Segmento do documento.
Hélder de Sousa: Jornalista e Piloto com Angola no coração

LifeStyle 06 Nov 2016

Hélder de Sousa: Jornalista e Piloto com Angola no coração

Por Francisco Lemos Ferreira

Tive o privilégio de entrevistar um dos meus ídolos de juventude, Hélder de Sousa, a propósito dos 40 anos do Autódromo de Luanda. Multifacetado e homem de vários talentos, Hélder de Sousa deixou marcas tanto na competição automóvel como no jornalismo. Mais de 40 anos depois, o entusiasmo com que nos fala das suas histórias e com que revive os seus momentos na competição mostram que Hélder de Sousa está aí para as curvas…
 
Hélder, qual foi a sua primeira corrida?
A minha verdadeira primeira corrida foi pouco depois de ter comprado o Fiat Abarth 1.000 TC. Este carro tinha sido do Belmiro Vieira que o tinha comprado directamente na Abarth. Juntamente com Maximino Morais Correia (dois pesos pesados para tão pequeno carro) tentaram bater o record Luanda-Lourenço Marques. Claro que não passaram a fronteira. Com um carro de pista era impossível passar incólume pelos buracos de algumas estradas. Desistiram da aventura, o carro veio para Luanda, foi reparado e posto à venda. Comprei-o, dando em troca um Triumph TR3 lindo, com rodas raiadas e aperto de borboleta central. Como o que eu queria era correr, o Abarth era ideal para as minhas aspirações de iniciado. Inscrevi-me no Circuito da Fortaleza, 1965 (creio) não andei mal mas, talvez mazelas do incidente anterior, não cheguei ao fim. Só nas provas seguintes comecei a dar nas vistas com o Abarth.

Registos extraídos.
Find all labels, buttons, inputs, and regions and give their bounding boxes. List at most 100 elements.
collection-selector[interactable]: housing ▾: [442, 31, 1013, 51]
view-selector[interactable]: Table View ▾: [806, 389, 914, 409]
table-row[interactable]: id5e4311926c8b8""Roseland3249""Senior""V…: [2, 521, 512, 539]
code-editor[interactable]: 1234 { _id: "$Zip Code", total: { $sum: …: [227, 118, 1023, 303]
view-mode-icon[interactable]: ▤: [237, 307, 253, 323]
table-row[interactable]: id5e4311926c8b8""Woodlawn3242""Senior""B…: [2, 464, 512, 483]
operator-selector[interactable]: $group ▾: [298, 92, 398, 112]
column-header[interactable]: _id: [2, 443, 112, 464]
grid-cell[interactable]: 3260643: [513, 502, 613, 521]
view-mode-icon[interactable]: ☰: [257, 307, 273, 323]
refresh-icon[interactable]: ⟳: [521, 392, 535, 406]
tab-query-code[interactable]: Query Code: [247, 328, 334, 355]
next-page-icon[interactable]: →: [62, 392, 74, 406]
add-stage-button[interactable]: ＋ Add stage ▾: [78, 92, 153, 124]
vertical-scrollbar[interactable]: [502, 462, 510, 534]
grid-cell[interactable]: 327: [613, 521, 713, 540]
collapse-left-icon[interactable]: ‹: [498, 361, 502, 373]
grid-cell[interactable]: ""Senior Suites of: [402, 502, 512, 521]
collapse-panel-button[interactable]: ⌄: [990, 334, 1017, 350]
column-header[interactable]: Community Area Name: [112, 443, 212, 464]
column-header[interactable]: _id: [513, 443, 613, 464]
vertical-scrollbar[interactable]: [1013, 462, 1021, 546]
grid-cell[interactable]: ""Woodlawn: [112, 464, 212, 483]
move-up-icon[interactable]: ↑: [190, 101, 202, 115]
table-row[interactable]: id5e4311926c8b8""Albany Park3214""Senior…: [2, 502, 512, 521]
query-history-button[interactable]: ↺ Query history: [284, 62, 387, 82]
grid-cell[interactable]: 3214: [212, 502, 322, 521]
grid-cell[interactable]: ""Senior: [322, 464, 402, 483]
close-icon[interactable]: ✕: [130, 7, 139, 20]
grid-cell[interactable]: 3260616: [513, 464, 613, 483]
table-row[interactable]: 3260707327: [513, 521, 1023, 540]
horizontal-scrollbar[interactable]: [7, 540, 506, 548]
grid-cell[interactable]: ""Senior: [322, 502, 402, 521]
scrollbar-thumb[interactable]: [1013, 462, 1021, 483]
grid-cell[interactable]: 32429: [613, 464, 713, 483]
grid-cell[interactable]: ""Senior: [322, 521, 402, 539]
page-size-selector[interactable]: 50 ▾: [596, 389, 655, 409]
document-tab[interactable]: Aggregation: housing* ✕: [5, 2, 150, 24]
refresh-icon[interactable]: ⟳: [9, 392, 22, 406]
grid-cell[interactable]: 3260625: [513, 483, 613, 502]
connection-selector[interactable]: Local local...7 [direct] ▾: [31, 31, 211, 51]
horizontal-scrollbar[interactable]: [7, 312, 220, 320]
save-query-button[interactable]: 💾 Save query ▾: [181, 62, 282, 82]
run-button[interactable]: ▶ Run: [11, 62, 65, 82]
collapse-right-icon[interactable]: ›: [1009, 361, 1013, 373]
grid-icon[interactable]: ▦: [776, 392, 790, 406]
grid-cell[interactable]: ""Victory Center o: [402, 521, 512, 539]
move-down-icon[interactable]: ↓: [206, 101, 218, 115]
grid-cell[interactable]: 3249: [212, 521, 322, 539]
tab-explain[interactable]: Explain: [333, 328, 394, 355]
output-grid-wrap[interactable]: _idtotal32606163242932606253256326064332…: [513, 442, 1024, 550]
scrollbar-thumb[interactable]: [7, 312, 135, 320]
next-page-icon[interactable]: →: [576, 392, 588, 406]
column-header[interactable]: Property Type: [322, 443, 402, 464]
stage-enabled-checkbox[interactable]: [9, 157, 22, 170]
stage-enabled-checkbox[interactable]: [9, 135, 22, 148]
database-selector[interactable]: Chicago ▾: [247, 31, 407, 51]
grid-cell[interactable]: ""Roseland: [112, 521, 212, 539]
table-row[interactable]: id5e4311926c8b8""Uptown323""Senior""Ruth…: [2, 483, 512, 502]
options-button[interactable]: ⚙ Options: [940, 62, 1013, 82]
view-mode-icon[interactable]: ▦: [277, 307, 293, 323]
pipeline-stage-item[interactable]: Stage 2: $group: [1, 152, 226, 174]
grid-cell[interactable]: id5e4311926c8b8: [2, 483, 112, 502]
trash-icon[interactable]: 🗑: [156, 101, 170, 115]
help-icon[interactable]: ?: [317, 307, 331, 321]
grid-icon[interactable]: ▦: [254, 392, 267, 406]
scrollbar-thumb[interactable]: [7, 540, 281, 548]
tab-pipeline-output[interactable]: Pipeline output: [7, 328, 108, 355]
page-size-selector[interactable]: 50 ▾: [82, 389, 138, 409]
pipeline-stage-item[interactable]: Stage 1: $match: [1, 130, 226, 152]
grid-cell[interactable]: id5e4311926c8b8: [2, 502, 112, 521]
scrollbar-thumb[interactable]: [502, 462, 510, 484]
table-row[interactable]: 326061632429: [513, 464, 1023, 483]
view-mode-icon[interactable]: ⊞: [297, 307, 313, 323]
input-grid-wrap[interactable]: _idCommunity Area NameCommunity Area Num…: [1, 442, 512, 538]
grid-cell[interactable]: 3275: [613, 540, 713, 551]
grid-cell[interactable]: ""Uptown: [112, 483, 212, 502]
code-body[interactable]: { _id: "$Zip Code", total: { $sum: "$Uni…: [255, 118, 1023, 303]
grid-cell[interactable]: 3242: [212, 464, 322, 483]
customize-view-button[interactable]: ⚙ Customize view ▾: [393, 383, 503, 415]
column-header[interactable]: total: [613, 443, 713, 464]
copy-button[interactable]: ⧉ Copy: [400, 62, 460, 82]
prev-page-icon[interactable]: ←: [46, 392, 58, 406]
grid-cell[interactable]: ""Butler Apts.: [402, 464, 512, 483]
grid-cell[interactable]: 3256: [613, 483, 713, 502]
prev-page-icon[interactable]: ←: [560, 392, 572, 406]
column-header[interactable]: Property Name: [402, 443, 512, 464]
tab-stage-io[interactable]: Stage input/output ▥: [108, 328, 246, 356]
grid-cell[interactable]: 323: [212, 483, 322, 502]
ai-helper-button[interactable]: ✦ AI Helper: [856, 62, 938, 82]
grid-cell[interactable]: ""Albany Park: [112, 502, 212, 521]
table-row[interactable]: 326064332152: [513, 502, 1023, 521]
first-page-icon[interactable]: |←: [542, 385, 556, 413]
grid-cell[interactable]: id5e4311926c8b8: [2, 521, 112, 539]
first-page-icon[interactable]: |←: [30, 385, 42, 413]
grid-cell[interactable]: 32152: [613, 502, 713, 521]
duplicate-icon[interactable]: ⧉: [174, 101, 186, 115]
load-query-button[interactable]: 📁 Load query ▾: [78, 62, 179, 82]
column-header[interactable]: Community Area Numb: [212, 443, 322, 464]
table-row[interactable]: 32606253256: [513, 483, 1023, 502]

Enunciado 1. Na entrevista a Hélder de Sousa, que carro deu ele em troca do Fiat Abarth 1.000 TC?
Enunciado 2. Prossiga a entrevista a Hélder de Sousa a partir do ponto em que termina.

Resposta escrita 1. Um Triumph TR3, com rodas raiadas e aperto de borboleta central.

Resposta escrita 2.
 
Quando penso em Hélder de Sousa como piloto a primeira imagem que tenho é do Amigo Hélder em 1972 com o Opel Manta de Grupo 2 que espantava todos. O Manta foi o seu melhor carro?
Não terá sido o melhor mas foi, de certeza, o que mais adeptos teve até aos dias de hoje. Acho que, apesar de tudo, terá sido um dos carros com os quais eu me indentifiquei bem o que me permitiu tirar dele tudo o que tinha. De motor estava abaixo dos BMW 2002 TI e dos Alfa. Era uma versão para ralis de asfalto, com motor de 165 cv. O que tinha de realmente bom eram as suspensões, os travões e caixa de velocidades Getrag close. Os travões eram Brembo e aguentavam bem o calor, melhor que os BMW. Tinha aquelas belas jantes BBS, lindas, com pneus largos. Era esse conjunto que me permitia travar muito tarde e curvar depressa, compensando a falta de potência. E, claro, o barulho do escape a sair mesmo por baixo da minha porta ajudava ao espectáculo. Foi, de facto, um carro carismático no panorama angolano de então. Para mim, a melhor corrida com ele foi nas 6 horas de Nova Lisboa-1973 (acho) na qual, com o Henrique Cardão, ficámois em 5º da geral, e primeiro turismo. Um resultado espectacular.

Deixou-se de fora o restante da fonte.